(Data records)
------------------------------
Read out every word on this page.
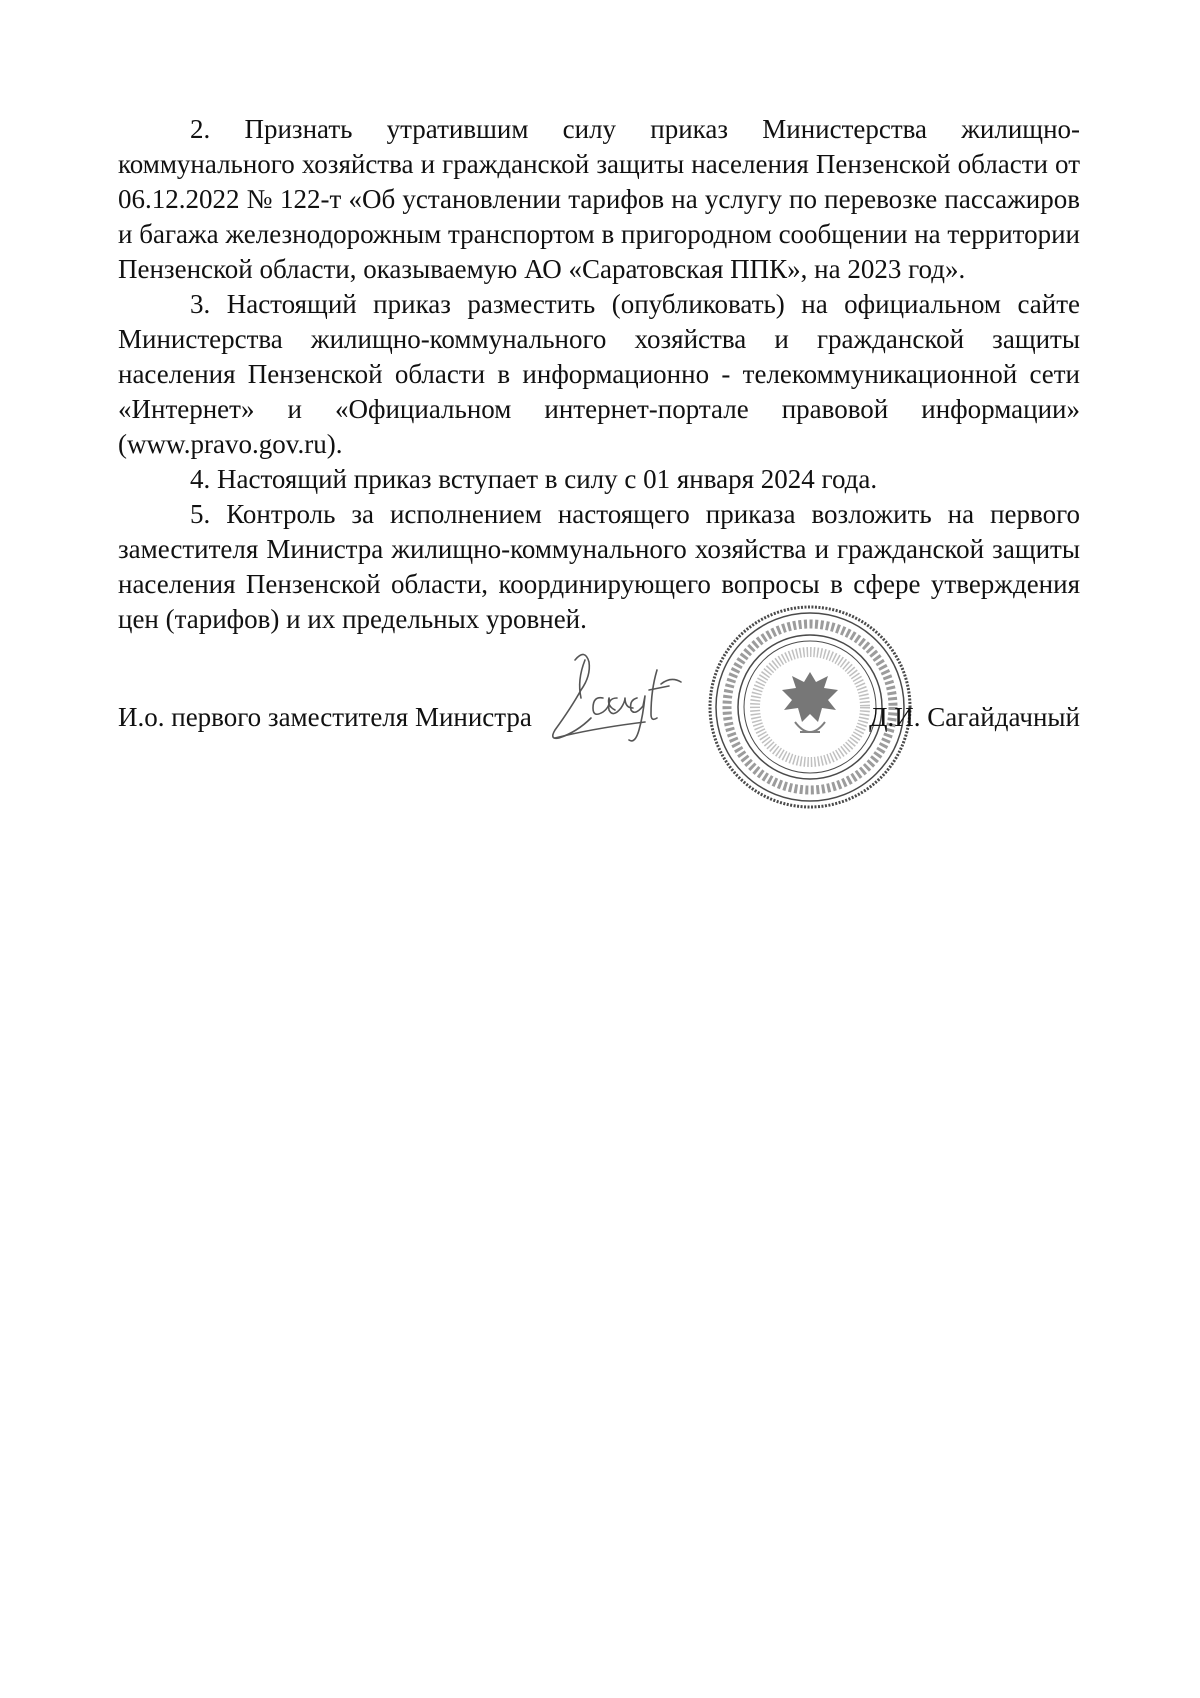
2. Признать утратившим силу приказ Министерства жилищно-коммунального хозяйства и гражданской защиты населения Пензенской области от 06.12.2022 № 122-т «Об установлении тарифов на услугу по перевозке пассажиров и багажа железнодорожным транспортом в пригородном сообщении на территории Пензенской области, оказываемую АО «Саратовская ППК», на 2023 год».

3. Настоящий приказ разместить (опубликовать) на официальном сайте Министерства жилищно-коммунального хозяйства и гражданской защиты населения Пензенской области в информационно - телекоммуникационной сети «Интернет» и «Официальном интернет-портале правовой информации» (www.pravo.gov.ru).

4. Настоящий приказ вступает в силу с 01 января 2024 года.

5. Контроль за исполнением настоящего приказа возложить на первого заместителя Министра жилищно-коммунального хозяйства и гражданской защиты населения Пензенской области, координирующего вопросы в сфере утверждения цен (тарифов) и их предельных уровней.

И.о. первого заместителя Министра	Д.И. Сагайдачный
------------------------------
◆ **WHAT IS REQUIRED**
Take the listing above and print it exactly, apart from the pictures.

◆ **WRITTEN ANSWER**
Read out every word on this page.
2. Признать утратившим силу приказ Министерства жилищно-коммунального хозяйства и гражданской защиты населения Пензенской области от 06.12.2022 № 122-т «Об установлении тарифов на услугу по перевозке пассажиров и багажа железнодорожным транспортом в пригородном сообщении на территории Пензенской области, оказываемую АО «Саратовская ППК», на 2023 год».

3. Настоящий приказ разместить (опубликовать) на официальном сайте Министерства жилищно-коммунального хозяйства и гражданской защиты населения Пензенской области в информационно - телекоммуникационной сети «Интернет» и «Официальном интернет-портале правовой информации» (www.pravo.gov.ru).

4. Настоящий приказ вступает в силу с 01 января 2024 года.

5. Контроль за исполнением настоящего приказа возложить на первого заместителя Министра жилищно-коммунального хозяйства и гражданской защиты населения Пензенской области, координирующего вопросы в сфере утверждения цен (тарифов) и их предельных уровней.

И.о. первого заместителя Министра	Д.И. Сагайдачный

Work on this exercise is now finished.